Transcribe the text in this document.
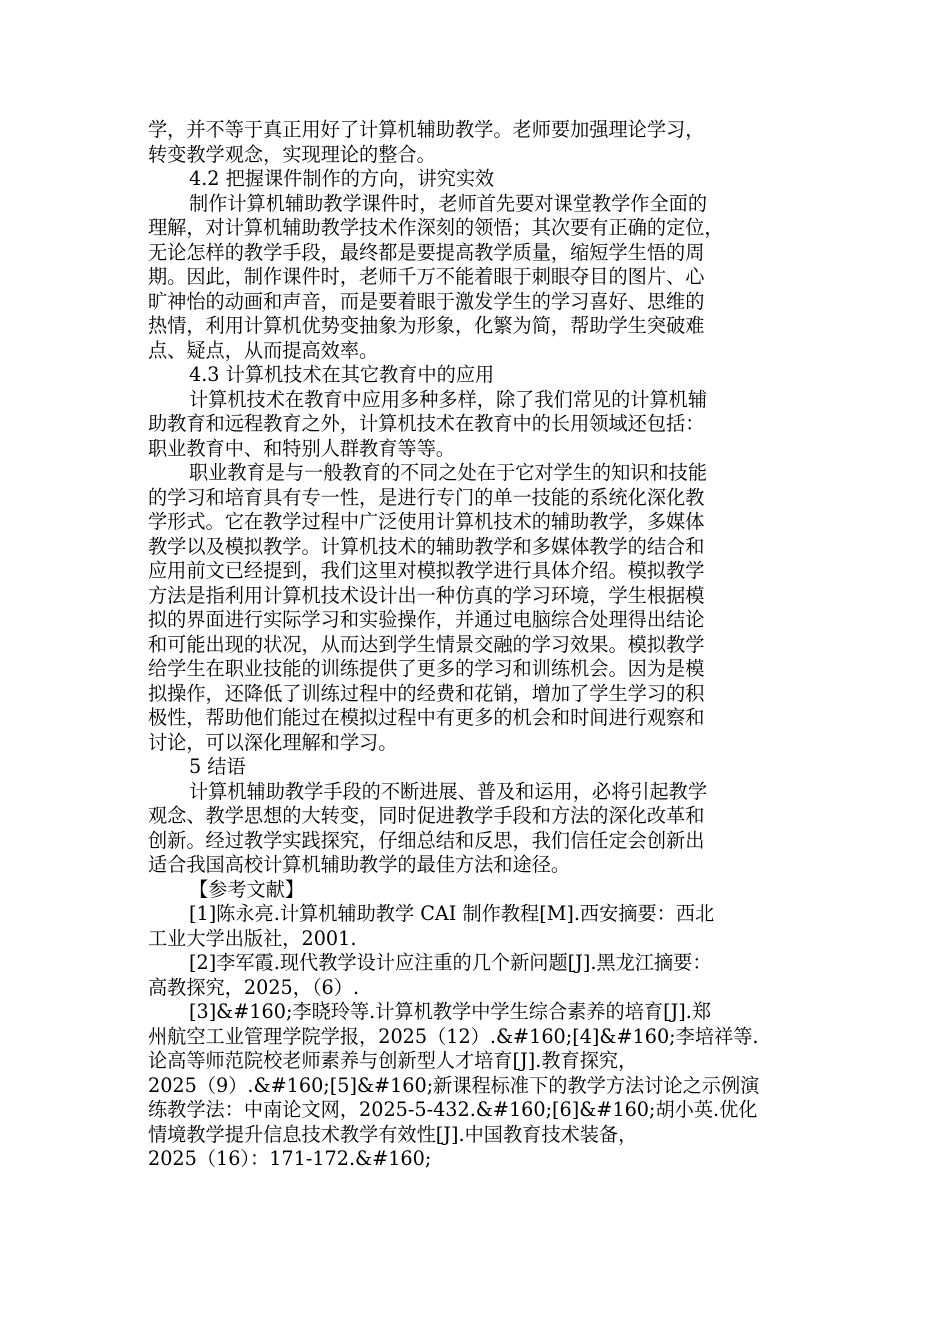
学，并不等于真正用好了计算机辅助教学。老师要加强理论学习，
转变教学观念，实现理论的整合。
4.2 把握课件制作的方向，讲究实效
制作计算机辅助教学课件时，老师首先要对课堂教学作全面的
理解，对计算机辅助教学技术作深刻的领悟；其次要有正确的定位，
无论怎样的教学手段，最终都是要提高教学质量，缩短学生悟的周
期。因此，制作课件时，老师千万不能着眼于刺眼夺目的图片、心
旷神怡的动画和声音，而是要着眼于激发学生的学习喜好、思维的
热情，利用计算机优势变抽象为形象，化繁为简，帮助学生突破难
点、疑点，从而提高效率。
4.3 计算机技术在其它教育中的应用
计算机技术在教育中应用多种多样，除了我们常见的计算机辅
助教育和远程教育之外，计算机技术在教育中的长用领域还包括：
职业教育中、和特别人群教育等等。
职业教育是与一般教育的不同之处在于它对学生的知识和技能
的学习和培育具有专一性，是进行专门的单一技能的系统化深化教
学形式。它在教学过程中广泛使用计算机技术的辅助教学，多媒体
教学以及模拟教学。计算机技术的辅助教学和多媒体教学的结合和
应用前文已经提到，我们这里对模拟教学进行具体介绍。模拟教学
方法是指利用计算机技术设计出一种仿真的学习环境，学生根据模
拟的界面进行实际学习和实验操作，并通过电脑综合处理得出结论
和可能出现的状况，从而达到学生情景交融的学习效果。模拟教学
给学生在职业技能的训练提供了更多的学习和训练机会。因为是模
拟操作，还降低了训练过程中的经费和花销，增加了学生学习的积
极性，帮助他们能过在模拟过程中有更多的机会和时间进行观察和
讨论，可以深化理解和学习。
5 结语
计算机辅助教学手段的不断进展、普及和运用，必将引起教学
观念、教学思想的大转变，同时促进教学手段和方法的深化改革和
创新。经过教学实践探究，仔细总结和反思，我们信任定会创新出
适合我国高校计算机辅助教学的最佳方法和途径。
【参考文献】
[1]陈永亮.计算机辅助教学 CAI 制作教程[M].西安摘要：西北
工业大学出版社，2001.
[2]李军霞.现代教学设计应注重的几个新问题[J].黑龙江摘要：
高教探究，2025，（6）.
[3]&#160;李晓玲等.计算机教学中学生综合素养的培育[J].郑
州航空工业管理学院学报，2025（12）.&#160;[4]&#160;李培祥等.
论高等师范院校老师素养与创新型人才培育[J].教育探究，
2025（9）.&#160;[5]&#160;新课程标准下的教学方法讨论之示例演
练教学法：中南论文网，2025-5-432.&#160;[6]&#160;胡小英.优化
情境教学提升信息技术教学有效性[J].中国教育技术装备，
2025（16）：171-172.&#160;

TO BE DONE =>
Omit every picture, then repeat the remaining data exactly as it appears above.

THE SOLUTION =>
Transcribe the text in this document.
学，并不等于真正用好了计算机辅助教学。老师要加强理论学习，
转变教学观念，实现理论的整合。
4.2 把握课件制作的方向，讲究实效
制作计算机辅助教学课件时，老师首先要对课堂教学作全面的
理解，对计算机辅助教学技术作深刻的领悟；其次要有正确的定位，
无论怎样的教学手段，最终都是要提高教学质量，缩短学生悟的周
期。因此，制作课件时，老师千万不能着眼于刺眼夺目的图片、心
旷神怡的动画和声音，而是要着眼于激发学生的学习喜好、思维的
热情，利用计算机优势变抽象为形象，化繁为简，帮助学生突破难
点、疑点，从而提高效率。
4.3 计算机技术在其它教育中的应用
计算机技术在教育中应用多种多样，除了我们常见的计算机辅
助教育和远程教育之外，计算机技术在教育中的长用领域还包括：
职业教育中、和特别人群教育等等。
职业教育是与一般教育的不同之处在于它对学生的知识和技能
的学习和培育具有专一性，是进行专门的单一技能的系统化深化教
学形式。它在教学过程中广泛使用计算机技术的辅助教学，多媒体
教学以及模拟教学。计算机技术的辅助教学和多媒体教学的结合和
应用前文已经提到，我们这里对模拟教学进行具体介绍。模拟教学
方法是指利用计算机技术设计出一种仿真的学习环境，学生根据模
拟的界面进行实际学习和实验操作，并通过电脑综合处理得出结论
和可能出现的状况，从而达到学生情景交融的学习效果。模拟教学
给学生在职业技能的训练提供了更多的学习和训练机会。因为是模
拟操作，还降低了训练过程中的经费和花销，增加了学生学习的积
极性，帮助他们能过在模拟过程中有更多的机会和时间进行观察和
讨论，可以深化理解和学习。
5 结语
计算机辅助教学手段的不断进展、普及和运用，必将引起教学
观念、教学思想的大转变，同时促进教学手段和方法的深化改革和
创新。经过教学实践探究，仔细总结和反思，我们信任定会创新出
适合我国高校计算机辅助教学的最佳方法和途径。
【参考文献】
[1]陈永亮.计算机辅助教学 CAI 制作教程[M].西安摘要：西北
工业大学出版社，2001.
[2]李军霞.现代教学设计应注重的几个新问题[J].黑龙江摘要：
高教探究，2025，（6）.
[3]&#160;李晓玲等.计算机教学中学生综合素养的培育[J].郑
州航空工业管理学院学报，2025（12）.&#160;[4]&#160;李培祥等.
论高等师范院校老师素养与创新型人才培育[J].教育探究，
2025（9）.&#160;[5]&#160;新课程标准下的教学方法讨论之示例演
练教学法：中南论文网，2025-5-432.&#160;[6]&#160;胡小英.优化
情境教学提升信息技术教学有效性[J].中国教育技术装备，
2025（16）：171-172.&#160;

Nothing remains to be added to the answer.